** start Material provided **
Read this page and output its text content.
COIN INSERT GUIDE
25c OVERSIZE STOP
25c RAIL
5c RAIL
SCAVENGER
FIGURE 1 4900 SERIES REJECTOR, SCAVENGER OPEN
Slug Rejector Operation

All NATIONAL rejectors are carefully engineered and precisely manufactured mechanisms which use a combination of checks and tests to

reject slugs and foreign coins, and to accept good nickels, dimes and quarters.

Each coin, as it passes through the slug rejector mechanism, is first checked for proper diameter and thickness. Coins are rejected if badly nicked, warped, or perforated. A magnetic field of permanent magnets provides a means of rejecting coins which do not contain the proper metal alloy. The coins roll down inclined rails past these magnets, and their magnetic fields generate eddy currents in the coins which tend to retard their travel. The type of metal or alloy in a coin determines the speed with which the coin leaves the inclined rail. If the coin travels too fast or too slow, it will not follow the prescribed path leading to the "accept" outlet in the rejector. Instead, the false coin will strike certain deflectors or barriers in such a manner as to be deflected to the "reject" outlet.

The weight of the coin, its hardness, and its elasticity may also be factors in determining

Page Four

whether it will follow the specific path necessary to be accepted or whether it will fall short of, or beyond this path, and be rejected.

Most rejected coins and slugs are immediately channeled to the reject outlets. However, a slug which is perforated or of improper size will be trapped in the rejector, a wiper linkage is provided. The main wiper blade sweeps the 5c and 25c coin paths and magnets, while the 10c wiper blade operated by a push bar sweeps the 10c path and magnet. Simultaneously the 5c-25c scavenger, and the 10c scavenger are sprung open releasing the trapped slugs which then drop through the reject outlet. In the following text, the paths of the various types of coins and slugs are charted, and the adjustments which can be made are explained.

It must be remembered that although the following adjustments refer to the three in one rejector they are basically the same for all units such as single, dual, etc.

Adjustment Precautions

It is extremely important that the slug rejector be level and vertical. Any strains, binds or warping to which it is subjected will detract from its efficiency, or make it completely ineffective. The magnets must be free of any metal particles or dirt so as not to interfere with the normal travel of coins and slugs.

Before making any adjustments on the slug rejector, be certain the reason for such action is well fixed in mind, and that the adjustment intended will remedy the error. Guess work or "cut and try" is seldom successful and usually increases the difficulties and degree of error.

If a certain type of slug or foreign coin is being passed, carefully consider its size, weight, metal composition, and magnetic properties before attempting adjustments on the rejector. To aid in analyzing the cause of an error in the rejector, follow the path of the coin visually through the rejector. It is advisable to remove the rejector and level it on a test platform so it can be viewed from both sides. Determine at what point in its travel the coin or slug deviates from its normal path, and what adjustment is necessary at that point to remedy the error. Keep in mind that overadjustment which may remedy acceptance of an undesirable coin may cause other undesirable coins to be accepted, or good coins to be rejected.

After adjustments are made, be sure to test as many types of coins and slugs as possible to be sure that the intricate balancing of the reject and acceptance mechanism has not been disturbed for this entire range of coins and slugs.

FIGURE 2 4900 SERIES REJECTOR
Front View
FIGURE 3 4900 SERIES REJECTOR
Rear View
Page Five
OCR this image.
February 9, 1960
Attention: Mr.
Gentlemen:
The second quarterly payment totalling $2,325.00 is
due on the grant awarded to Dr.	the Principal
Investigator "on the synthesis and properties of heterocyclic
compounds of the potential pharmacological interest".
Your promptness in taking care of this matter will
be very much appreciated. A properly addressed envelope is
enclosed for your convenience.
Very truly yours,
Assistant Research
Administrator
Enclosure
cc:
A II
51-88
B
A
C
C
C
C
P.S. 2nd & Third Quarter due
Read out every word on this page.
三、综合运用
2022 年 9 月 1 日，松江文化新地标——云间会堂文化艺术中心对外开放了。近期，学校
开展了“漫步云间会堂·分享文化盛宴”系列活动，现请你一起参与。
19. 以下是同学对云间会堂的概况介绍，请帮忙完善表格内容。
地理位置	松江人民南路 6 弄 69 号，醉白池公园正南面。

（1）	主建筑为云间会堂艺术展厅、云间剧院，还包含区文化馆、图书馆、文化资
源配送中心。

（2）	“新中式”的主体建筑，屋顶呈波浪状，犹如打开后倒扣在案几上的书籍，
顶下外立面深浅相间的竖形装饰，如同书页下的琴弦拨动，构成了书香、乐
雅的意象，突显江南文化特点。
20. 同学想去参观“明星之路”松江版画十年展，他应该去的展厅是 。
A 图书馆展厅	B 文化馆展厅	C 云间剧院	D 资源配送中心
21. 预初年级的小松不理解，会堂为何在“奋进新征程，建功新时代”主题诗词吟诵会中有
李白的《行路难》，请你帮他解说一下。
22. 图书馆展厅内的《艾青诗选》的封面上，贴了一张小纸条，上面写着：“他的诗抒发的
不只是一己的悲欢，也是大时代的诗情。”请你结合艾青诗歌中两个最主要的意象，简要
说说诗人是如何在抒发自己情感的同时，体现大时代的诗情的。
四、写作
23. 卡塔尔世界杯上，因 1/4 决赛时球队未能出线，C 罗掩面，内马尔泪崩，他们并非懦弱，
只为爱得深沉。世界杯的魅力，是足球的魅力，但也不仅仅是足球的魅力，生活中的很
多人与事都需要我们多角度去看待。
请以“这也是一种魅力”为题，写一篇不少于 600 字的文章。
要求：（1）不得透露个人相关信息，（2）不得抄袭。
** end Material provided **
* Directions
Collect the lines of the data that carry the word "properties".

* Worked answer
If a certain type of slug or foreign coin is being passed, carefully consider its size, weight, metal composition, and magnetic properties before attempting adjustments on the rejector. To aid in analyzing the cause of an error in the rejector, follow the path of the coin visually through the rejector. It is advisable to remove the rejector and level it on a test platform so it can be viewed from both sides. Determine at what point in its travel the coin or slug deviates from its normal path, and what adjustment is necessary at that point to remedy the error. Keep in mind that overadjustment which may remedy acceptance of an undesirable coin may cause other undesirable coins to be accepted, or good coins to be rejected.
Investigator "on the synthesis and properties of heterocyclic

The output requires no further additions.